### Goal of the exercise
Tally the lines containing "properties" and report the number alone.

### Provided data
-.-.-

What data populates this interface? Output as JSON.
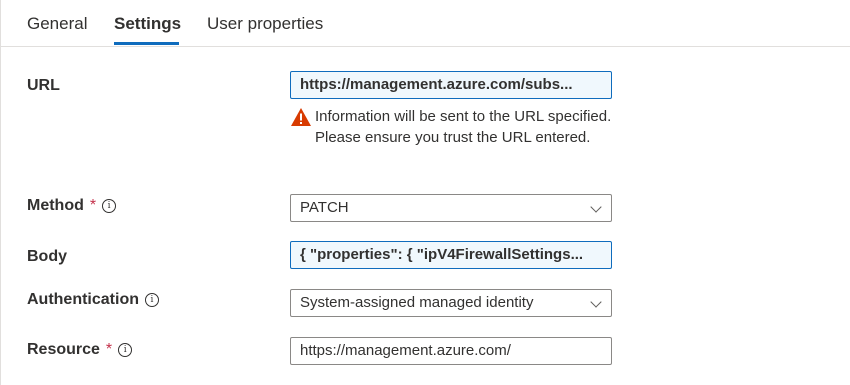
{
  "tabs": {
    "general": "General",
    "settings": "Settings",
    "user_properties": "User properties"
  },
  "form": {
    "url": {
      "label": "URL",
      "value": "https://management.azure.com/subs...",
      "warning": "Information will be sent to the URL specified. Please ensure you trust the URL entered."
    },
    "method": {
      "label": "Method",
      "required_marker": "*",
      "value": "PATCH"
    },
    "body": {
      "label": "Body",
      "value": "{ \"properties\": { \"ipV4FirewallSettings..."
    },
    "authentication": {
      "label": "Authentication",
      "value": "System-assigned managed identity"
    },
    "resource": {
      "label": "Resource",
      "required_marker": "*",
      "value": "https://management.azure.com/"
    }
  },
  "colors": {
    "accent": "#0f6cbd",
    "required": "#c4314b",
    "warning": "#d83b01",
    "readonly_bg": "#f0f8fd"
  },
  "icons": {
    "info": "info-icon",
    "warning": "warning-icon",
    "dropdown": "chevron-down-icon"
  }
}
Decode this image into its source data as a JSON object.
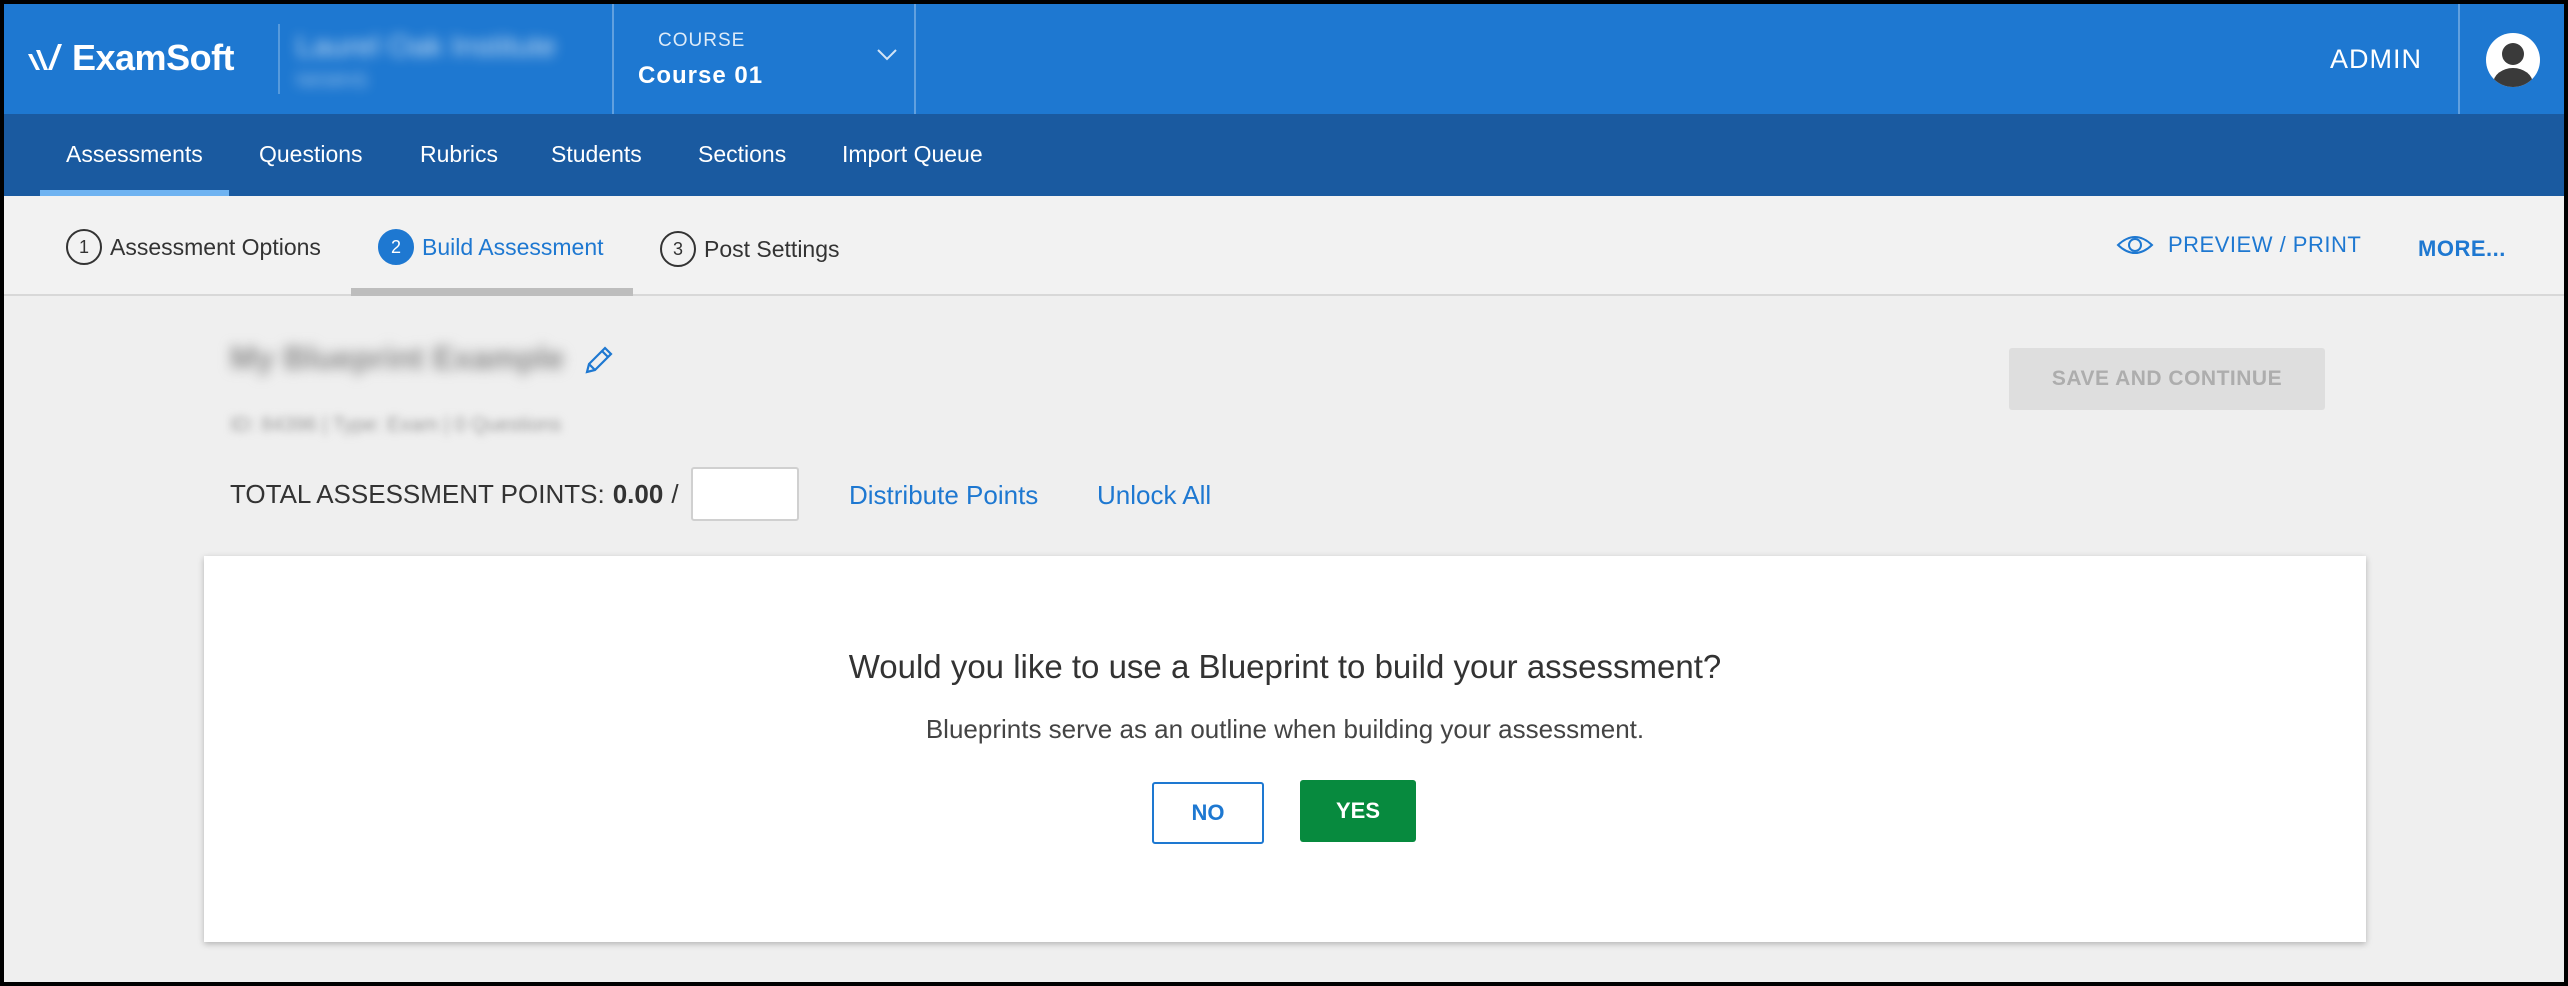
{
  "header": {
    "logo_text": "ExamSoft",
    "institution_name": "Laurel Oak Institute",
    "institution_sub": "NKMHS",
    "course_label": "COURSE",
    "course_name": "Course 01",
    "admin_label": "ADMIN"
  },
  "main_nav": {
    "tabs": [
      {
        "label": "Assessments",
        "active": true
      },
      {
        "label": "Questions"
      },
      {
        "label": "Rubrics"
      },
      {
        "label": "Students"
      },
      {
        "label": "Sections"
      },
      {
        "label": "Import Queue"
      }
    ]
  },
  "steps": {
    "items": [
      {
        "num": "1",
        "label": "Assessment Options"
      },
      {
        "num": "2",
        "label": "Build Assessment",
        "active": true
      },
      {
        "num": "3",
        "label": "Post Settings"
      }
    ],
    "preview_label": "PREVIEW / PRINT",
    "more_label": "MORE..."
  },
  "assessment": {
    "title": "My Blueprint Example",
    "subtitle": "ID: 84396 | Type: Exam | 0 Questions",
    "save_label": "SAVE AND CONTINUE",
    "points_label": "TOTAL ASSESSMENT POINTS:",
    "points_value": "0.00",
    "points_slash": "/",
    "points_total": "",
    "distribute_label": "Distribute Points",
    "unlock_label": "Unlock All"
  },
  "blueprint_prompt": {
    "question": "Would you like to use a Blueprint to build your assessment?",
    "description": "Blueprints serve as an outline when building your assessment.",
    "no_label": "NO",
    "yes_label": "YES"
  },
  "colors": {
    "header_blue": "#1e78d1",
    "nav_blue": "#1a5aa0",
    "yes_green": "#078a3e"
  }
}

-.-.-

### Exercise solution
2